*WORK REQUIRED*
Return every line of the data below that includes the string "début".

*DATA TO USE*

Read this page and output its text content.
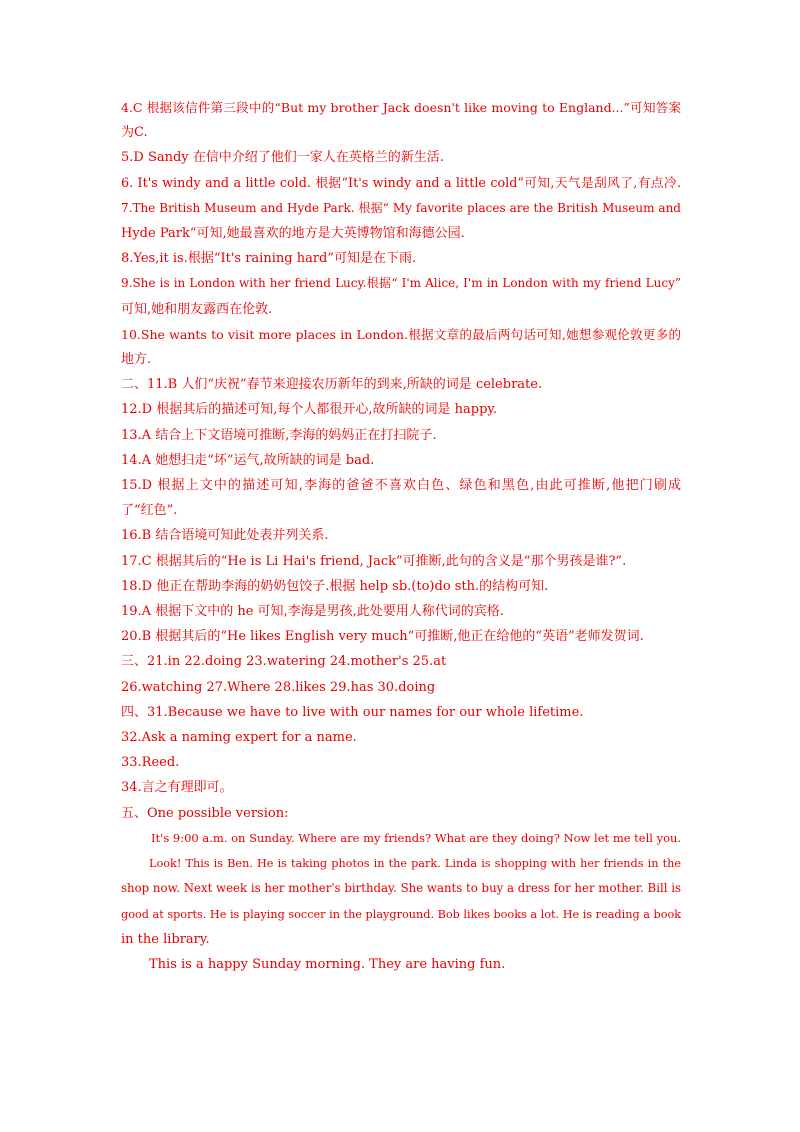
4.C 根据该信件第三段中的“But my brother Jack doesn't like moving to England...”可知答案
为C.
5.D Sandy 在信中介绍了他们一家人在英格兰的新生活.
6. It's windy and a little cold. 根据“It's windy and a little cold”可知,天气是刮风了,有点冷.
7.The British Museum and Hyde Park. 根据“ My favorite places are the British Museum and
Hyde Park”可知,她最喜欢的地方是大英博物馆和海德公园.
8.Yes,it is.根据“It's raining hard”可知是在下雨.
9.She is in London with her friend Lucy.根据“ I'm Alice, I'm in London with my friend Lucy”
可知,她和朋友露西在伦敦.
10.She wants to visit more places in London.根据文章的最后两句话可知,她想参观伦敦更多的
地方.
二、11.B 人们“庆祝”春节来迎接农历新年的到来,所缺的词是 celebrate.
12.D 根据其后的描述可知,每个人都很开心,故所缺的词是 happy.
13.A 结合上下文语境可推断,李海的妈妈正在打扫院子.
14.A 她想扫走“坏”运气,故所缺的词是 bad.
15.D 根据上文中的描述可知,李海的爸爸不喜欢白色、绿色和黑色,由此可推断,他把门刷成
了“红色”.
16.B 结合语境可知此处表并列关系.
17.C 根据其后的“He is Li Hai's friend, Jack”可推断,此句的含义是“那个男孩是谁?”.
18.D 他正在帮助李海的奶奶包饺子.根据 help sb.(to)do sth.的结构可知.
19.A 根据下文中的 he 可知,李海是男孩,此处要用人称代词的宾格.
20.B 根据其后的“He likes English very much”可推断,他正在给他的“英语”老师发贺词.
三、21.in 22.doing 23.watering 24.mother's 25.at
26.watching 27.Where 28.likes 29.has 30.doing
四、31.Because we have to live with our names for our whole lifetime.
32.Ask a naming expert for a name.
33.Reed.
34.言之有理即可。
五、One possible version:
It's 9:00 a.m. on Sunday. Where are my friends? What are they doing? Now let me tell you.
Look! This is Ben. He is taking photos in the park. Linda is shopping with her friends in the
shop now. Next week is her mother's birthday. She wants to buy a dress for her mother. Bill is
good at sports. He is playing soccer in the playground. Bob likes books a lot. He is reading a book
in the library.
This is a happy Sunday morning. They are having fun.
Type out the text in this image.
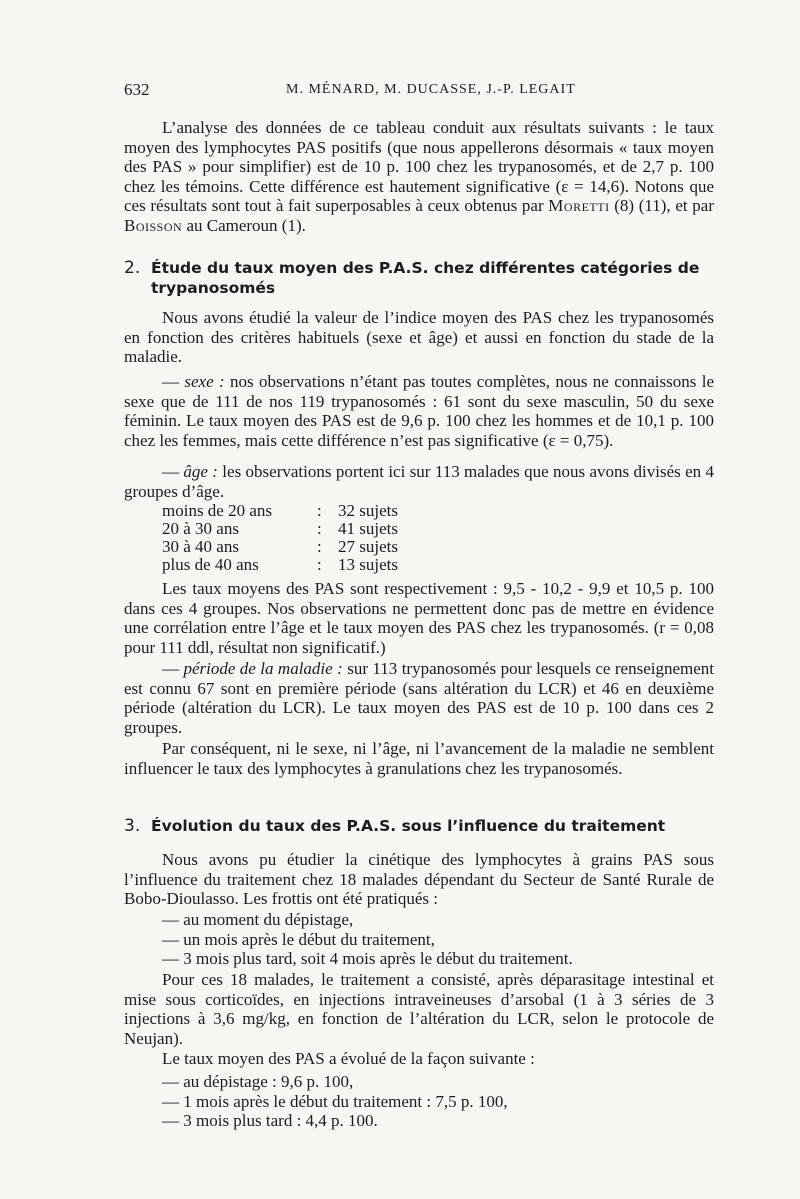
632	M. MÉNARD, M. DUCASSE, J.-P. LEGAIT

L’analyse des données de ce tableau conduit aux résultats suivants : le taux moyen des lymphocytes PAS positifs (que nous appellerons désormais « taux moyen des PAS » pour simplifier) est de 10 p. 100 chez les trypanosomés, et de 2,7 p. 100 chez les témoins. Cette différence est hautement significative (ε = 14,6). Notons que ces résultats sont tout à fait superposables à ceux obtenus par Moretti (8) (11), et par Boisson au Cameroun (1).

2. Étude du taux moyen des P.A.S. chez différentes catégories de trypanosomés

Nous avons étudié la valeur de l’indice moyen des PAS chez les trypanosomés en fonction des critères habituels (sexe et âge) et aussi en fonction du stade de la maladie.

— sexe : nos observations n’étant pas toutes complètes, nous ne connaissons le sexe que de 111 de nos 119 trypanosomés : 61 sont du sexe masculin, 50 du sexe féminin. Le taux moyen des PAS est de 9,6 p. 100 chez les hommes et de 10,1 p. 100 chez les femmes, mais cette différence n’est pas significative (ε = 0,75).

— âge : les observations portent ici sur 113 malades que nous avons divisés en 4 groupes d’âge.

moins de 20 ans	: 32 sujets
20 à 30 ans	: 41 sujets
30 à 40 ans	: 27 sujets
plus de 40 ans	: 13 sujets

Les taux moyens des PAS sont respectivement : 9,5 - 10,2 - 9,9 et 10,5 p. 100 dans ces 4 groupes. Nos observations ne permettent donc pas de mettre en évidence une corrélation entre l’âge et le taux moyen des PAS chez les trypanosomés. (r = 0,08 pour 111 ddl, résultat non significatif.)

— période de la maladie : sur 113 trypanosomés pour lesquels ce renseignement est connu 67 sont en première période (sans altération du LCR) et 46 en deuxième période (altération du LCR). Le taux moyen des PAS est de 10 p. 100 dans ces 2 groupes.

Par conséquent, ni le sexe, ni l’âge, ni l’avancement de la maladie ne semblent influencer le taux des lymphocytes à granulations chez les trypanosomés.

3. Évolution du taux des P.A.S. sous l’influence du traitement

Nous avons pu étudier la cinétique des lymphocytes à grains PAS sous l’influence du traitement chez 18 malades dépendant du Secteur de Santé Rurale de Bobo-Dioulasso. Les frottis ont été pratiqués :

— au moment du dépistage,
— un mois après le début du traitement,
— 3 mois plus tard, soit 4 mois après le début du traitement.

Pour ces 18 malades, le traitement a consisté, après déparasitage intestinal et mise sous corticoïdes, en injections intraveineuses d’arsobal (1 à 3 séries de 3 injections à 3,6 mg/kg, en fonction de l’altération du LCR, selon le protocole de Neujan).

Le taux moyen des PAS a évolué de la façon suivante :

— au dépistage : 9,6 p. 100,
— 1 mois après le début du traitement : 7,5 p. 100,
— 3 mois plus tard : 4,4 p. 100.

*COMPLETE ANSWER*
— un mois après le début du traitement,
— 3 mois plus tard, soit 4 mois après le début du traitement.
— 1 mois après le début du traitement : 7,5 p. 100,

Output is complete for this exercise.